» WHAT YOU SHOULD DO: Your job is to retype all of the data word for word, leaving every image out.

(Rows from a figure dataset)
"""
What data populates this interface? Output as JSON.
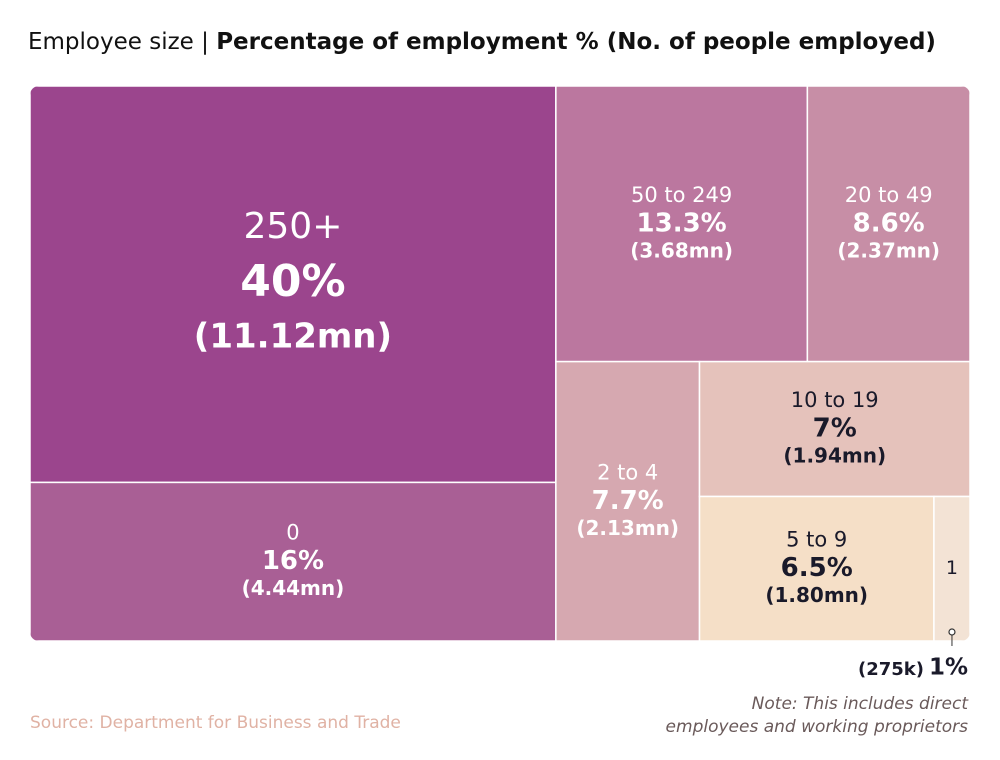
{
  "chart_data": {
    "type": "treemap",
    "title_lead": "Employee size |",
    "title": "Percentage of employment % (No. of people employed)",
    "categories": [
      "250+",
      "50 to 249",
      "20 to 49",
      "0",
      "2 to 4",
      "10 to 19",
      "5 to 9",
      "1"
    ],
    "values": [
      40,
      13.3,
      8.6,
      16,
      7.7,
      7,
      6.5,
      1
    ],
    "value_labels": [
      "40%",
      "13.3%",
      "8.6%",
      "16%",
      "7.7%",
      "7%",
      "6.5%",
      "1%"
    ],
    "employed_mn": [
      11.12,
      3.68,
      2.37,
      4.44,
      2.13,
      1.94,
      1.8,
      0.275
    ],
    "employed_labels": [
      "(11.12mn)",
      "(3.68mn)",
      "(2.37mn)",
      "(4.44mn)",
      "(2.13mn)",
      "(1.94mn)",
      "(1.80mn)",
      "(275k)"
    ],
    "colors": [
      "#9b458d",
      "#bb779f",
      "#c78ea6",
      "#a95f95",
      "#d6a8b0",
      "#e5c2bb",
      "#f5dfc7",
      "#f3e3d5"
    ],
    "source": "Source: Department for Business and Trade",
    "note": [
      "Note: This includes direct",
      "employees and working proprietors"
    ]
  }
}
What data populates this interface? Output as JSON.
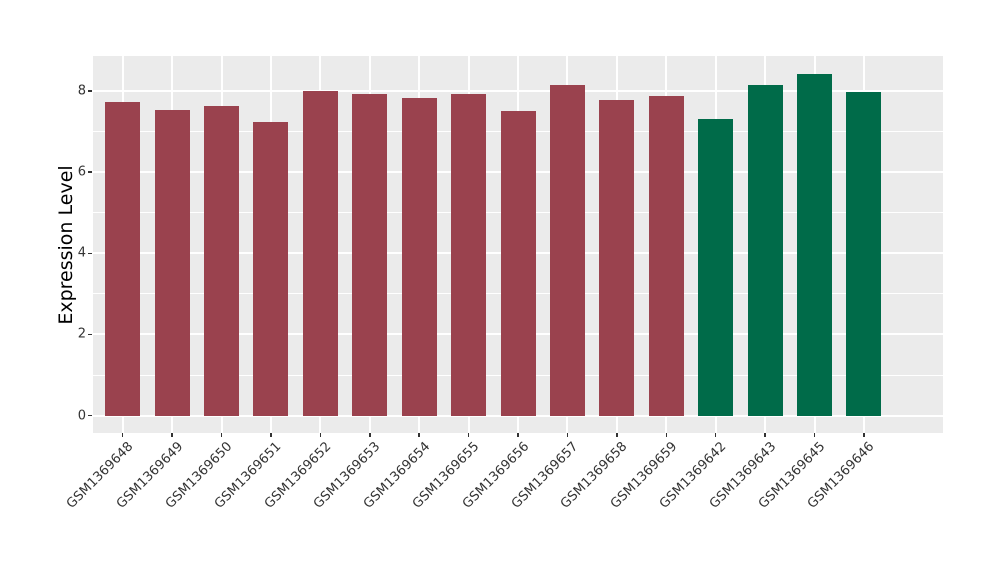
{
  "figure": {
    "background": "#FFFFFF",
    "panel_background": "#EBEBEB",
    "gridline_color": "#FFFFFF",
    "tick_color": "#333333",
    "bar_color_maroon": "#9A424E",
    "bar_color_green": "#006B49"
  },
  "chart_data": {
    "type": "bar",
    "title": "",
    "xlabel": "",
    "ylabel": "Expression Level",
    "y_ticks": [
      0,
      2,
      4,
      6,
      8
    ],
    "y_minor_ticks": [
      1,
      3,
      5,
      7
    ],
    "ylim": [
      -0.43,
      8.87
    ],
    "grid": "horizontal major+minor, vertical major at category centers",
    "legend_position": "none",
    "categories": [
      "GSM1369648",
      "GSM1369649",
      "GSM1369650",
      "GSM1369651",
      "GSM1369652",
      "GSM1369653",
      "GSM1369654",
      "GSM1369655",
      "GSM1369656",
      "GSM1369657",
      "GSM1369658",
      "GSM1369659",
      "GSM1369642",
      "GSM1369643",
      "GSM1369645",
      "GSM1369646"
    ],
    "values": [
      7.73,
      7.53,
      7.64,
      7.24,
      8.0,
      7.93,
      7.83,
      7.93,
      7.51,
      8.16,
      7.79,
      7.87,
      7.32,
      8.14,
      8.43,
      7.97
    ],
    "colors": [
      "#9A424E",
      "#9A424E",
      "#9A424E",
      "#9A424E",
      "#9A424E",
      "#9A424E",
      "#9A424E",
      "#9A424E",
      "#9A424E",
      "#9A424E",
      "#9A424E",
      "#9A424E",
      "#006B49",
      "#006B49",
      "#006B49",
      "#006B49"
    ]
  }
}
"""
» SOLUTION FOR THIS EXERCISE:
What data populates this interface? Output as JSON.
{
  "chart_data": {
    "type": "treemap",
    "title_lead": "Employee size |",
    "title": "Percentage of employment % (No. of people employed)",
    "categories": [
      "250+",
      "50 to 249",
      "20 to 49",
      "0",
      "2 to 4",
      "10 to 19",
      "5 to 9",
      "1"
    ],
    "values": [
      40,
      13.3,
      8.6,
      16,
      7.7,
      7,
      6.5,
      1
    ],
    "value_labels": [
      "40%",
      "13.3%",
      "8.6%",
      "16%",
      "7.7%",
      "7%",
      "6.5%",
      "1%"
    ],
    "employed_mn": [
      11.12,
      3.68,
      2.37,
      4.44,
      2.13,
      1.94,
      1.8,
      0.275
    ],
    "employed_labels": [
      "(11.12mn)",
      "(3.68mn)",
      "(2.37mn)",
      "(4.44mn)",
      "(2.13mn)",
      "(1.94mn)",
      "(1.80mn)",
      "(275k)"
    ],
    "colors": [
      "#9b458d",
      "#bb779f",
      "#c78ea6",
      "#a95f95",
      "#d6a8b0",
      "#e5c2bb",
      "#f5dfc7",
      "#f3e3d5"
    ],
    "source": "Source: Department for Business and Trade",
    "note": [
      "Note: This includes direct",
      "employees and working proprietors"
    ]
  }
}
What data populates this interface? Output as JSON.
{
  "figure": {
    "background": "#FFFFFF",
    "panel_background": "#EBEBEB",
    "gridline_color": "#FFFFFF",
    "tick_color": "#333333",
    "bar_color_maroon": "#9A424E",
    "bar_color_green": "#006B49"
  },
  "chart_data": {
    "type": "bar",
    "title": "",
    "xlabel": "",
    "ylabel": "Expression Level",
    "y_ticks": [
      0,
      2,
      4,
      6,
      8
    ],
    "y_minor_ticks": [
      1,
      3,
      5,
      7
    ],
    "ylim": [
      -0.43,
      8.87
    ],
    "grid": "horizontal major+minor, vertical major at category centers",
    "legend_position": "none",
    "categories": [
      "GSM1369648",
      "GSM1369649",
      "GSM1369650",
      "GSM1369651",
      "GSM1369652",
      "GSM1369653",
      "GSM1369654",
      "GSM1369655",
      "GSM1369656",
      "GSM1369657",
      "GSM1369658",
      "GSM1369659",
      "GSM1369642",
      "GSM1369643",
      "GSM1369645",
      "GSM1369646"
    ],
    "values": [
      7.73,
      7.53,
      7.64,
      7.24,
      8.0,
      7.93,
      7.83,
      7.93,
      7.51,
      8.16,
      7.79,
      7.87,
      7.32,
      8.14,
      8.43,
      7.97
    ],
    "colors": [
      "#9A424E",
      "#9A424E",
      "#9A424E",
      "#9A424E",
      "#9A424E",
      "#9A424E",
      "#9A424E",
      "#9A424E",
      "#9A424E",
      "#9A424E",
      "#9A424E",
      "#9A424E",
      "#006B49",
      "#006B49",
      "#006B49",
      "#006B49"
    ]
  }
}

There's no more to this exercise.